[Problem to solve]
Provide the data again in its entirety, exactly as given.

BEGIN The records

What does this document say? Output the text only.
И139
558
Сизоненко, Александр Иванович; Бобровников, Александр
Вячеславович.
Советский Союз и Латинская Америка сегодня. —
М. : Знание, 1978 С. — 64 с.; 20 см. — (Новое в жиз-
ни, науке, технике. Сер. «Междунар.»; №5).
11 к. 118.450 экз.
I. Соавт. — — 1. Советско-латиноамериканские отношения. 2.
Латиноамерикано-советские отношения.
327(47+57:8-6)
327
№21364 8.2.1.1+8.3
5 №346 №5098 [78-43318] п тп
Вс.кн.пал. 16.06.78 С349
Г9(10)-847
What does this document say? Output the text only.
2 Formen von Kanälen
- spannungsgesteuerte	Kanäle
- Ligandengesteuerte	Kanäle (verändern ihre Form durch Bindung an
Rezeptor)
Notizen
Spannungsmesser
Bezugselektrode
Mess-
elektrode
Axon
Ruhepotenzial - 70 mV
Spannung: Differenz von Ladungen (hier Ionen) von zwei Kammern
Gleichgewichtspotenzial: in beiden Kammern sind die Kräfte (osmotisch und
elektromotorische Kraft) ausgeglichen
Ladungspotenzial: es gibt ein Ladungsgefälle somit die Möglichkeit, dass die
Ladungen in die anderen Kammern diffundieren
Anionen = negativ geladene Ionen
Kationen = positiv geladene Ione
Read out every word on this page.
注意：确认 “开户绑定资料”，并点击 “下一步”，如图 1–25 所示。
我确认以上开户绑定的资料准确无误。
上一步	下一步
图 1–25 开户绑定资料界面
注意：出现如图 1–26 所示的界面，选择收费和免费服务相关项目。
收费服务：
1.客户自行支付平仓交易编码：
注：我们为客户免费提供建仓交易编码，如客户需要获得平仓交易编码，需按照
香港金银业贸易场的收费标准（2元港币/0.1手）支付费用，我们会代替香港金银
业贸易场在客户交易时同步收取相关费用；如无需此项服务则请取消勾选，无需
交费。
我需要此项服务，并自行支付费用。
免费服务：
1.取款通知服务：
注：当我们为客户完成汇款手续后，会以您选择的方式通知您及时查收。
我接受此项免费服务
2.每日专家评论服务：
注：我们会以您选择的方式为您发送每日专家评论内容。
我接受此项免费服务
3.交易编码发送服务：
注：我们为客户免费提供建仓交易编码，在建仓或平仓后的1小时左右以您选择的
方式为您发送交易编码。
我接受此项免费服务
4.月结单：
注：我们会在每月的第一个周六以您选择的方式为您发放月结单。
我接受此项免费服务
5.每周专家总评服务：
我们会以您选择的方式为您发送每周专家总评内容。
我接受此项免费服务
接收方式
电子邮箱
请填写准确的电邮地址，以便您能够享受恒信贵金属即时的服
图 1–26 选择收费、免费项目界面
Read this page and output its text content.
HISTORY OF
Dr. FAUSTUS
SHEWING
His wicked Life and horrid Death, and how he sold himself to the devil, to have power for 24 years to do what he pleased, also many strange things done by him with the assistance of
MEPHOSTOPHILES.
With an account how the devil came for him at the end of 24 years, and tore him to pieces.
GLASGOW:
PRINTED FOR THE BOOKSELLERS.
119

END The records

[Answer to this problem]
What does this document say? Output the text only.
И139
558
Сизоненко, Александр Иванович; Бобровников, Александр
Вячеславович.
Советский Союз и Латинская Америка сегодня. —
М. : Знание, 1978 С. — 64 с.; 20 см. — (Новое в жиз-
ни, науке, технике. Сер. «Междунар.»; №5).
11 к. 118.450 экз.
I. Соавт. — — 1. Советско-латиноамериканские отношения. 2.
Латиноамерикано-советские отношения.
327(47+57:8-6)
327
№21364 8.2.1.1+8.3
5 №346 №5098 [78-43318] п тп
Вс.кн.пал. 16.06.78 С349
Г9(10)-847
What does this document say? Output the text only.
2 Formen von Kanälen
- spannungsgesteuerte	Kanäle
- Ligandengesteuerte	Kanäle (verändern ihre Form durch Bindung an
Rezeptor)
Notizen
Spannungsmesser
Bezugselektrode
Mess-
elektrode
Axon
Ruhepotenzial - 70 mV
Spannung: Differenz von Ladungen (hier Ionen) von zwei Kammern
Gleichgewichtspotenzial: in beiden Kammern sind die Kräfte (osmotisch und
elektromotorische Kraft) ausgeglichen
Ladungspotenzial: es gibt ein Ladungsgefälle somit die Möglichkeit, dass die
Ladungen in die anderen Kammern diffundieren
Anionen = negativ geladene Ionen
Kationen = positiv geladene Ione
Read out every word on this page.
注意：确认 “开户绑定资料”，并点击 “下一步”，如图 1–25 所示。
我确认以上开户绑定的资料准确无误。
上一步	下一步
图 1–25 开户绑定资料界面
注意：出现如图 1–26 所示的界面，选择收费和免费服务相关项目。
收费服务：
1.客户自行支付平仓交易编码：
注：我们为客户免费提供建仓交易编码，如客户需要获得平仓交易编码，需按照
香港金银业贸易场的收费标准（2元港币/0.1手）支付费用，我们会代替香港金银
业贸易场在客户交易时同步收取相关费用；如无需此项服务则请取消勾选，无需
交费。
我需要此项服务，并自行支付费用。
免费服务：
1.取款通知服务：
注：当我们为客户完成汇款手续后，会以您选择的方式通知您及时查收。
我接受此项免费服务
2.每日专家评论服务：
注：我们会以您选择的方式为您发送每日专家评论内容。
我接受此项免费服务
3.交易编码发送服务：
注：我们为客户免费提供建仓交易编码，在建仓或平仓后的1小时左右以您选择的
方式为您发送交易编码。
我接受此项免费服务
4.月结单：
注：我们会在每月的第一个周六以您选择的方式为您发放月结单。
我接受此项免费服务
5.每周专家总评服务：
我们会以您选择的方式为您发送每周专家总评内容。
我接受此项免费服务
接收方式
电子邮箱
请填写准确的电邮地址，以便您能够享受恒信贵金属即时的服
图 1–26 选择收费、免费项目界面
Read this page and output its text content.
HISTORY OF
Dr. FAUSTUS
SHEWING
His wicked Life and horrid Death, and how he sold himself to the devil, to have power for 24 years to do what he pleased, also many strange things done by him with the assistance of
MEPHOSTOPHILES.
With an account how the devil came for him at the end of 24 years, and tore him to pieces.
GLASGOW:
PRINTED FOR THE BOOKSELLERS.
119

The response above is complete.